>> BEGIN

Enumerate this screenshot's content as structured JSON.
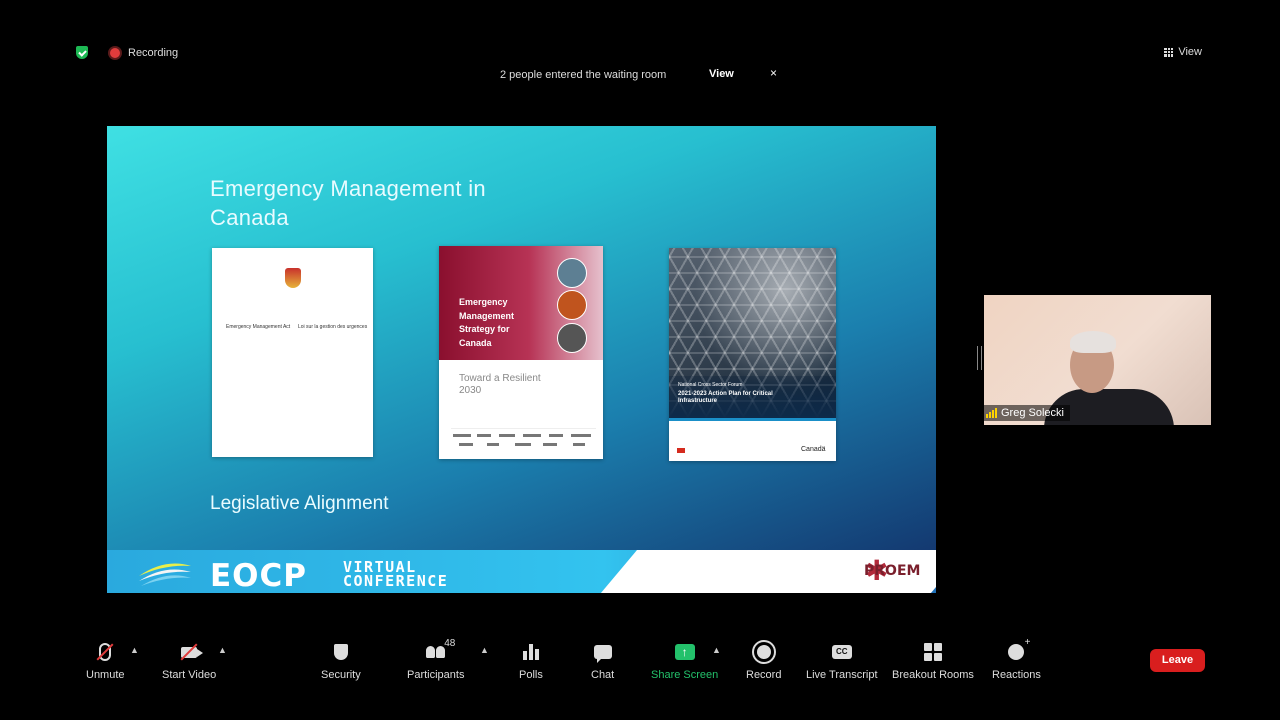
{
  "top": {
    "recording_label": "Recording",
    "view_label": "View",
    "notice": {
      "text": "2 people entered the waiting room",
      "view_label": "View",
      "close_glyph": "×"
    }
  },
  "slide": {
    "title": "Emergency Management in Canada",
    "subtitle": "Legislative Alignment",
    "doc1": {
      "left_heading": "Emergency Management Act",
      "right_heading": "Loi sur la gestion des urgences"
    },
    "doc2": {
      "title": "Emergency Management Strategy for Canada",
      "subtitle": "Toward a Resilient 2030"
    },
    "doc3": {
      "org": "National Cross Sector Forum",
      "title": "2021-2023 Action Plan for Critical Infrastructure",
      "footer_brand": "Canadä"
    },
    "banner": {
      "eocp": "EOCP",
      "virtual_line1": "VIRTUAL",
      "virtual_line2": "CONFERENCE",
      "proem": "PROEM"
    }
  },
  "video": {
    "participant_name": "Greg Solecki"
  },
  "toolbar": {
    "unmute": "Unmute",
    "start_video": "Start Video",
    "security": "Security",
    "participants": "Participants",
    "participants_count": "48",
    "polls": "Polls",
    "chat": "Chat",
    "share_screen": "Share Screen",
    "record": "Record",
    "live_transcript": "Live Transcript",
    "live_transcript_icon_text": "CC",
    "breakout_rooms": "Breakout Rooms",
    "reactions": "Reactions",
    "leave": "Leave"
  },
  "colors": {
    "share_green": "#23c16b",
    "leave_red": "#d91e1e",
    "recording_red": "#e03c3c",
    "secure_green": "#1db954"
  },
  "icons": [
    "secure-shield-icon",
    "recording-icon",
    "view-grid-icon",
    "close-icon",
    "mic-muted-icon",
    "video-off-icon",
    "security-shield-icon",
    "participants-icon",
    "polls-icon",
    "chat-icon",
    "share-screen-icon",
    "record-icon",
    "cc-icon",
    "breakout-rooms-icon",
    "reactions-icon"
  ]
}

>> END

Return to the listing above and set it down exactly, leaving out its pictures.

Enumerate this screenshot's content as structured JSON.
{
  "top": {
    "recording_label": "Recording",
    "view_label": "View",
    "notice": {
      "text": "2 people entered the waiting room",
      "view_label": "View",
      "close_glyph": "×"
    }
  },
  "slide": {
    "title": "Emergency Management in Canada",
    "subtitle": "Legislative Alignment",
    "doc1": {
      "left_heading": "Emergency Management Act",
      "right_heading": "Loi sur la gestion des urgences"
    },
    "doc2": {
      "title": "Emergency Management Strategy for Canada",
      "subtitle": "Toward a Resilient 2030"
    },
    "doc3": {
      "org": "National Cross Sector Forum",
      "title": "2021-2023 Action Plan for Critical Infrastructure",
      "footer_brand": "Canadä"
    },
    "banner": {
      "eocp": "EOCP",
      "virtual_line1": "VIRTUAL",
      "virtual_line2": "CONFERENCE",
      "proem": "PROEM"
    }
  },
  "video": {
    "participant_name": "Greg Solecki"
  },
  "toolbar": {
    "unmute": "Unmute",
    "start_video": "Start Video",
    "security": "Security",
    "participants": "Participants",
    "participants_count": "48",
    "polls": "Polls",
    "chat": "Chat",
    "share_screen": "Share Screen",
    "record": "Record",
    "live_transcript": "Live Transcript",
    "live_transcript_icon_text": "CC",
    "breakout_rooms": "Breakout Rooms",
    "reactions": "Reactions",
    "leave": "Leave"
  },
  "colors": {
    "share_green": "#23c16b",
    "leave_red": "#d91e1e",
    "recording_red": "#e03c3c",
    "secure_green": "#1db954"
  },
  "icons": [
    "secure-shield-icon",
    "recording-icon",
    "view-grid-icon",
    "close-icon",
    "mic-muted-icon",
    "video-off-icon",
    "security-shield-icon",
    "participants-icon",
    "polls-icon",
    "chat-icon",
    "share-screen-icon",
    "record-icon",
    "cc-icon",
    "breakout-rooms-icon",
    "reactions-icon"
  ]
}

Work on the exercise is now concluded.